* BEGIN Data section *

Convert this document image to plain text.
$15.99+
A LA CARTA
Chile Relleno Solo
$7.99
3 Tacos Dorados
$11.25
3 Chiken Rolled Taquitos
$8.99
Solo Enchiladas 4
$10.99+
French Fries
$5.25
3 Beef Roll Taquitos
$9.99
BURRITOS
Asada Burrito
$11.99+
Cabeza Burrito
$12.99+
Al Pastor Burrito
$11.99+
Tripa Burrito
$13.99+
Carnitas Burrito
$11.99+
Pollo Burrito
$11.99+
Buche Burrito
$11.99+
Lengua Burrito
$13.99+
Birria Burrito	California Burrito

* END Data section *

**Exercise task**
Find every line that includes the string "Solo". Report how many there are and nothing else.

**Full response**
2